[AIM]:
Write out every entry exactly as given, but omit the pictures.

Collected data
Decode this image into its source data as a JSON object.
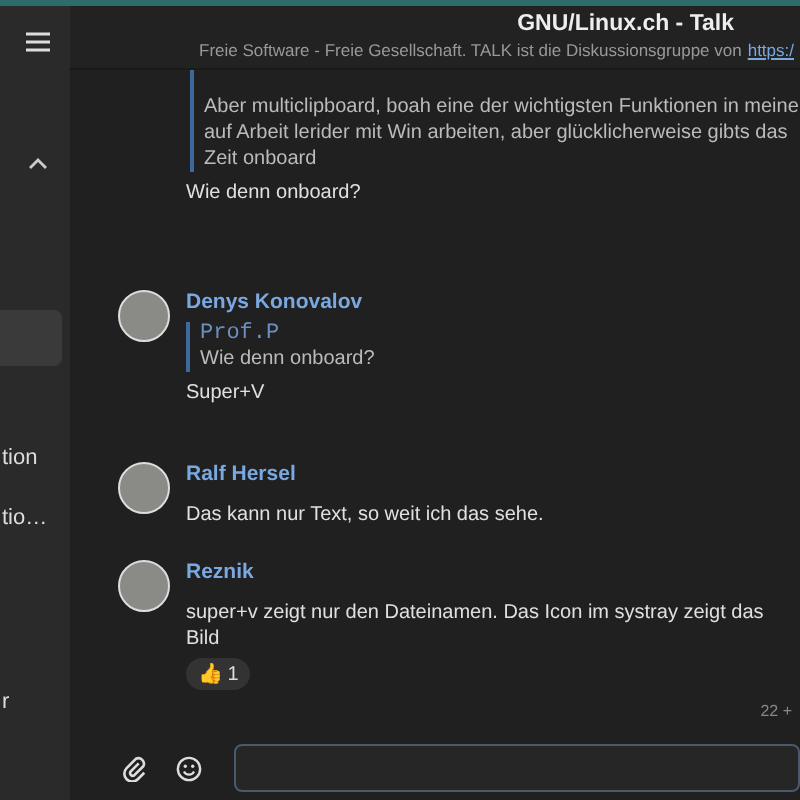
{
  "sidebar": {
    "items": [
      {
        "label": "tion",
        "selected": false
      },
      {
        "label": "tio…",
        "selected": false
      },
      {
        "label": "r",
        "selected": false
      }
    ]
  },
  "header": {
    "title": "GNU/Linux.ch - Talk",
    "subtitle": "Freie Software - Freie Gesellschaft. TALK ist die Diskussionsgruppe von",
    "link": "https:/"
  },
  "messages": [
    {
      "kind": "continued",
      "quote": {
        "lines": [
          "Aber multiclipboard, boah eine der wichtigsten Funktionen in meine",
          "auf Arbeit lerider mit Win arbeiten, aber glücklicherweise gibts das",
          "Zeit onboard"
        ]
      },
      "text": "Wie denn onboard?"
    },
    {
      "kind": "reply",
      "author": "Denys Konovalov",
      "quote": {
        "author": "Prof.P",
        "lines": [
          "Wie denn onboard?"
        ]
      },
      "text": "Super+V"
    },
    {
      "kind": "plain",
      "author": "Ralf Hersel",
      "text": "Das kann nur Text, so weit ich das sehe."
    },
    {
      "kind": "plain",
      "author": "Reznik",
      "text": "super+v zeigt nur den Dateinamen. Das Icon im systray zeigt das Bild",
      "reaction": {
        "emoji": "👍",
        "count": "1"
      },
      "time": "22 +"
    }
  ]
}
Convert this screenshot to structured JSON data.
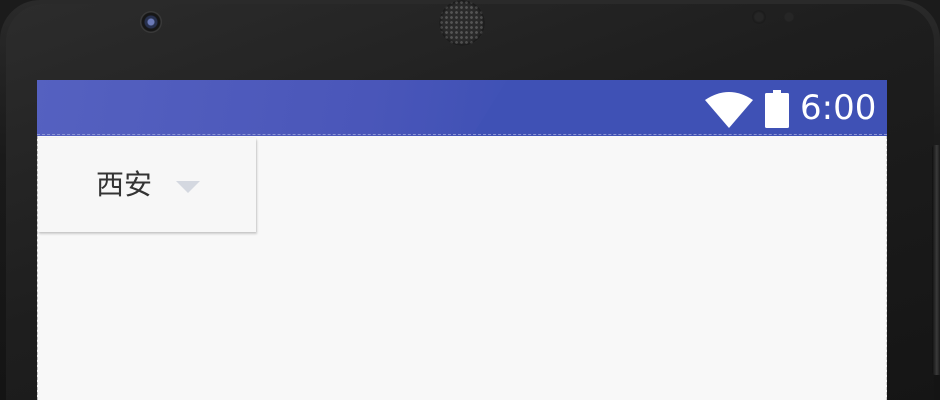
{
  "device": {
    "bezel_color": "#1a1a1a"
  },
  "status_bar": {
    "background": "#3f51b5",
    "time": "6:00",
    "icons": [
      "wifi-icon",
      "battery-icon"
    ]
  },
  "spinner": {
    "selected_value": "西安",
    "arrow_icon": "dropdown-triangle-icon",
    "arrow_color": "#d4d8e0"
  }
}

[EXERCISE OUTPUT]:
Decode this image into its source data as a JSON object.
{
  "sidebar": {
    "items": [
      {
        "label": "tion",
        "selected": false
      },
      {
        "label": "tio…",
        "selected": false
      },
      {
        "label": "r",
        "selected": false
      }
    ]
  },
  "header": {
    "title": "GNU/Linux.ch - Talk",
    "subtitle": "Freie Software - Freie Gesellschaft. TALK ist die Diskussionsgruppe von",
    "link": "https:/"
  },
  "messages": [
    {
      "kind": "continued",
      "quote": {
        "lines": [
          "Aber multiclipboard, boah eine der wichtigsten Funktionen in meine",
          "auf Arbeit lerider mit Win arbeiten, aber glücklicherweise gibts das",
          "Zeit onboard"
        ]
      },
      "text": "Wie denn onboard?"
    },
    {
      "kind": "reply",
      "author": "Denys Konovalov",
      "quote": {
        "author": "Prof.P",
        "lines": [
          "Wie denn onboard?"
        ]
      },
      "text": "Super+V"
    },
    {
      "kind": "plain",
      "author": "Ralf Hersel",
      "text": "Das kann nur Text, so weit ich das sehe."
    },
    {
      "kind": "plain",
      "author": "Reznik",
      "text": "super+v zeigt nur den Dateinamen. Das Icon im systray zeigt das Bild",
      "reaction": {
        "emoji": "👍",
        "count": "1"
      },
      "time": "22 +"
    }
  ]
}
Convert this screenshot to structured JSON data.
{
  "device": {
    "bezel_color": "#1a1a1a"
  },
  "status_bar": {
    "background": "#3f51b5",
    "time": "6:00",
    "icons": [
      "wifi-icon",
      "battery-icon"
    ]
  },
  "spinner": {
    "selected_value": "西安",
    "arrow_icon": "dropdown-triangle-icon",
    "arrow_color": "#d4d8e0"
  }
}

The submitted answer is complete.